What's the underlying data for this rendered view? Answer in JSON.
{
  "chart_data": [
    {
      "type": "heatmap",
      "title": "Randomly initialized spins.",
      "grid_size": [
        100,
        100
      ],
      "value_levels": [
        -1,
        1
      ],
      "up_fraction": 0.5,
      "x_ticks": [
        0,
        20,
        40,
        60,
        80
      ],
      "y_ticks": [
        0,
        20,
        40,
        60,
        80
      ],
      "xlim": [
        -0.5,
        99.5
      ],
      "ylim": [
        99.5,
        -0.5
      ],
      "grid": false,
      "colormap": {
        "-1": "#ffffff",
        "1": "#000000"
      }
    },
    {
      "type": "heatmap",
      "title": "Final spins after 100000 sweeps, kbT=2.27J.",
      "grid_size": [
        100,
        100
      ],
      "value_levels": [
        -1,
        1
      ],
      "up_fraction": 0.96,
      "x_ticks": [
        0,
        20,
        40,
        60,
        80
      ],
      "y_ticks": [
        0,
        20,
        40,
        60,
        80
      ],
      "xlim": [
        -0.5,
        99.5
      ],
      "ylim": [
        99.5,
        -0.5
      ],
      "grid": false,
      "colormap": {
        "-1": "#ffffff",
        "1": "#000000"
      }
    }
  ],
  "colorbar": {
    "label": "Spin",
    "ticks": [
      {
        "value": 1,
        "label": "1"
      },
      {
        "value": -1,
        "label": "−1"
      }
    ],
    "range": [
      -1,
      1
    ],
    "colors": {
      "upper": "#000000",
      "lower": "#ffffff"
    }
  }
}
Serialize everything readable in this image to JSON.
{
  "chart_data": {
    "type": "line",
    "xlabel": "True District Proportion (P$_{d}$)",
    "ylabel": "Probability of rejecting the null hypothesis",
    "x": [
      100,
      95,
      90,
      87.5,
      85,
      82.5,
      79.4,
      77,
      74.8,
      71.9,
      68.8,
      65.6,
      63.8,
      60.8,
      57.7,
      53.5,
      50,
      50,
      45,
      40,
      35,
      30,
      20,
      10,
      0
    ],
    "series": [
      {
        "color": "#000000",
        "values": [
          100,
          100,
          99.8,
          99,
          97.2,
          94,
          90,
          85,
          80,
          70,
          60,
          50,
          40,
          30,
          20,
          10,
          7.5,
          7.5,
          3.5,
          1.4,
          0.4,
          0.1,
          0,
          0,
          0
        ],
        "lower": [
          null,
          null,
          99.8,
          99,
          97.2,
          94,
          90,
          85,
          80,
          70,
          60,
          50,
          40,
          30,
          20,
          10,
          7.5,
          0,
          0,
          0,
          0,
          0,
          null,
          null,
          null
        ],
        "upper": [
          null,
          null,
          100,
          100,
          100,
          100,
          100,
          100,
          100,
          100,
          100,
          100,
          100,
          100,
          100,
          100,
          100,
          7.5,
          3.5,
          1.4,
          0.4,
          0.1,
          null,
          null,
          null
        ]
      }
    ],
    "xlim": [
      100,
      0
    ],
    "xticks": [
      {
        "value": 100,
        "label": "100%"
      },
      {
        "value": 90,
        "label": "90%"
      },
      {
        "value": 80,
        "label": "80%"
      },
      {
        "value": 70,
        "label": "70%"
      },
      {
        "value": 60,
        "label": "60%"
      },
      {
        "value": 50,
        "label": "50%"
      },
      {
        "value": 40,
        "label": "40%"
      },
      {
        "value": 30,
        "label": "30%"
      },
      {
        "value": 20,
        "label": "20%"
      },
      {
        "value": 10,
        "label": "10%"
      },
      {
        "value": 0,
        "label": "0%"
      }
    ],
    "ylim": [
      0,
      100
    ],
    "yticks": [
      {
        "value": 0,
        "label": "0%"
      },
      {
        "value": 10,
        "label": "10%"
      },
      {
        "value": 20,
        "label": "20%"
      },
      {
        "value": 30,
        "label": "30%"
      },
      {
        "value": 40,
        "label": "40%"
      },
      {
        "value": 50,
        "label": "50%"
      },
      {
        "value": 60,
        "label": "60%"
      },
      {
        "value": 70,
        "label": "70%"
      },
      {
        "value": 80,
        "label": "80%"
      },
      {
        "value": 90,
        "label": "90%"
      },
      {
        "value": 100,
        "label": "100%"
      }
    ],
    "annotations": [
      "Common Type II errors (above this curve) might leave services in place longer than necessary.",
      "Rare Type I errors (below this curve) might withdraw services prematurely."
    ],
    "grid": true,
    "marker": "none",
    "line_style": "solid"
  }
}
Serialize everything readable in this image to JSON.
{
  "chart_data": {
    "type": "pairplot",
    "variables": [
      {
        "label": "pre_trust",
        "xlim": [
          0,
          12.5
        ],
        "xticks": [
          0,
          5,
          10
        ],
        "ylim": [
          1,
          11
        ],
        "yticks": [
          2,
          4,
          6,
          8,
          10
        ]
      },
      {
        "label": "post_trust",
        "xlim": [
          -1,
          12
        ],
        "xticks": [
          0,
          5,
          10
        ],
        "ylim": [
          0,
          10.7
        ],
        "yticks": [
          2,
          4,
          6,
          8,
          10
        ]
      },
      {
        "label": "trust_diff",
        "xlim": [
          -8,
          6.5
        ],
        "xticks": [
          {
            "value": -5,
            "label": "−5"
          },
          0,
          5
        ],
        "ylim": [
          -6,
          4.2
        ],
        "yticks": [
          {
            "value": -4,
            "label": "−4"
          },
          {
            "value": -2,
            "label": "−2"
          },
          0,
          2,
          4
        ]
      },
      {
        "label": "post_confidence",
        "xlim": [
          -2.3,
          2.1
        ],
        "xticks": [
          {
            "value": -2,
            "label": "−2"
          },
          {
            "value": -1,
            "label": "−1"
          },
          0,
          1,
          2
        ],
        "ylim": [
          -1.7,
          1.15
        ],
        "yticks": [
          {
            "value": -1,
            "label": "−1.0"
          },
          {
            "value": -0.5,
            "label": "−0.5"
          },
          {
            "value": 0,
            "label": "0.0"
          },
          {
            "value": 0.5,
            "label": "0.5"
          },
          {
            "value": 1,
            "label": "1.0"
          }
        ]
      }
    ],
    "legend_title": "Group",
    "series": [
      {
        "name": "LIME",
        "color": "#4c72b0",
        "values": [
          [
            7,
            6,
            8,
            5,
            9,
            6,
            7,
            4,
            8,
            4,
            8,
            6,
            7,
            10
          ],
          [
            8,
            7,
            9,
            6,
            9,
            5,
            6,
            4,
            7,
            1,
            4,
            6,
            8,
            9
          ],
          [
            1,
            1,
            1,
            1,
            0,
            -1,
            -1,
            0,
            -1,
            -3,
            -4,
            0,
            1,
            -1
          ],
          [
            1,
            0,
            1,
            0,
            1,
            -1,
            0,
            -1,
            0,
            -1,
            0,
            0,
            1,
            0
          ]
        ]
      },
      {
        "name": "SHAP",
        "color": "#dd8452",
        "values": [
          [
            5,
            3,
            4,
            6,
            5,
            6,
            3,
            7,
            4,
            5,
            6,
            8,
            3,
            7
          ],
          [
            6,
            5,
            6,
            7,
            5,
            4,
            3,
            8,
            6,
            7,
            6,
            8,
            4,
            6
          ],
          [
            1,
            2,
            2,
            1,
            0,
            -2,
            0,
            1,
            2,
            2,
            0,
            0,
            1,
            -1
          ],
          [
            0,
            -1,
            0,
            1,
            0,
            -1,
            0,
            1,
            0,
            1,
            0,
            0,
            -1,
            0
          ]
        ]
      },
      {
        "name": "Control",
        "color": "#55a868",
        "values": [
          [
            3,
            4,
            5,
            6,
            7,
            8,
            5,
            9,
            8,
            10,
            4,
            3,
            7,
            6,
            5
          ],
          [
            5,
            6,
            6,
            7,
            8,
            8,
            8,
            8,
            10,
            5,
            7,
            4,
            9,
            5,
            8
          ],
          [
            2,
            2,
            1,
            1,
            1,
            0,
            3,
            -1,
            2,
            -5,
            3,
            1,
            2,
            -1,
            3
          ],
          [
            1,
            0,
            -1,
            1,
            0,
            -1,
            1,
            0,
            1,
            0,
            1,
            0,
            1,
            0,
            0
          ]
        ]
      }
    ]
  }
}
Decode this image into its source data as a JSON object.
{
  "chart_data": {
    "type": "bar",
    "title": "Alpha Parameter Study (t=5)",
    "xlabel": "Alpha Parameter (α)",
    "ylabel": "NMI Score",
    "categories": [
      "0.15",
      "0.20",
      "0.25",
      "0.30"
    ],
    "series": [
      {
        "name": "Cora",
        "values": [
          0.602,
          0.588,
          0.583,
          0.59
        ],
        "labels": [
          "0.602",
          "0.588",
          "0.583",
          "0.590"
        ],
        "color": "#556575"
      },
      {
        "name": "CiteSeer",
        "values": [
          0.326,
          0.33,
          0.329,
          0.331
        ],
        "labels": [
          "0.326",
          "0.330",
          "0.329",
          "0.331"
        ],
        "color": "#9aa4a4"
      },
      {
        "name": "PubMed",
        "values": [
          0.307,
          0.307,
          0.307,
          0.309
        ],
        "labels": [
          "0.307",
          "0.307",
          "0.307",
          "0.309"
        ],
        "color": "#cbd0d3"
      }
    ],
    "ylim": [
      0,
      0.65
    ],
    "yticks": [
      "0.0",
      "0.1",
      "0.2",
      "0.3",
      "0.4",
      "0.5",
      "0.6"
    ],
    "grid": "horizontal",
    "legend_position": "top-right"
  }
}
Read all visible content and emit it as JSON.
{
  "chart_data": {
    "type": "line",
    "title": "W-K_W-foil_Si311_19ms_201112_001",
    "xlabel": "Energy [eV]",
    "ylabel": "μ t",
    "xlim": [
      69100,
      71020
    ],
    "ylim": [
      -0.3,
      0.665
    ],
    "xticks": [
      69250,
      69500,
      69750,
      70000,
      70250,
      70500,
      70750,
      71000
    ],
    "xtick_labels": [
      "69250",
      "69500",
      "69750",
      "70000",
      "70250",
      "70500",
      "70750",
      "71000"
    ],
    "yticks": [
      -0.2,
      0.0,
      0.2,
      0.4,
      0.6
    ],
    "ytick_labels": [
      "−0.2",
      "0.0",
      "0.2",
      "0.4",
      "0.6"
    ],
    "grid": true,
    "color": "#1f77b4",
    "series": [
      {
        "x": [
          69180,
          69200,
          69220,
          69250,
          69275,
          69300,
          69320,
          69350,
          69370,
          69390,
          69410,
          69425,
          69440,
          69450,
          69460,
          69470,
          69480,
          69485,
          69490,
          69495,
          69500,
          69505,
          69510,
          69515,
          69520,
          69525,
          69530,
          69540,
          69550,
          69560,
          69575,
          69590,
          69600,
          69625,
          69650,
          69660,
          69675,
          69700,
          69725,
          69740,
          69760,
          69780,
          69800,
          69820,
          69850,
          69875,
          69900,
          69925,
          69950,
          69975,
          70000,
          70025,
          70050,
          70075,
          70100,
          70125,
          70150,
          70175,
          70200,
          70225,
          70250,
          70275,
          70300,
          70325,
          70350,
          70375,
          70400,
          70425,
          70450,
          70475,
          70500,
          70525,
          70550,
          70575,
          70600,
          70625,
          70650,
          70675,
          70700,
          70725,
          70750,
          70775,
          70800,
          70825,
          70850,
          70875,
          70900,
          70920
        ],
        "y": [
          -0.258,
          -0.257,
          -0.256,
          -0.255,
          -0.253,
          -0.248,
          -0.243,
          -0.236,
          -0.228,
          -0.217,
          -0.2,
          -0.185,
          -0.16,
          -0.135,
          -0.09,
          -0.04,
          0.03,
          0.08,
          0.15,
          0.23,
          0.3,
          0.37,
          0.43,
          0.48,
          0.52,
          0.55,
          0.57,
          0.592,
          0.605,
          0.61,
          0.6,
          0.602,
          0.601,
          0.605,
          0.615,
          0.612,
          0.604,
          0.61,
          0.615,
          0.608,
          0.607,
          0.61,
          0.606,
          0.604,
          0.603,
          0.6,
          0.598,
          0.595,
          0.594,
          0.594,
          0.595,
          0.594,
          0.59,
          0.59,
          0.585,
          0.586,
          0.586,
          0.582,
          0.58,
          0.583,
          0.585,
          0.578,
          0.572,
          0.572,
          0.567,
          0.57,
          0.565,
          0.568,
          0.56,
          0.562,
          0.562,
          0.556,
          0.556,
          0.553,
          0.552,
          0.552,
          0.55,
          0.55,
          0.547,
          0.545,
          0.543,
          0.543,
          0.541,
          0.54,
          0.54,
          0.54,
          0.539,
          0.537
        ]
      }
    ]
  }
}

★ ★ ★ ★ ★

EXERCISE PROMPT => Copy every line from the records above that contains the word "ylabel".

SOLUTION BELOW =>
    "ylabel": "Probability of rejecting the null hypothesis",
    "ylabel": "NMI Score",
    "ylabel": "μ t",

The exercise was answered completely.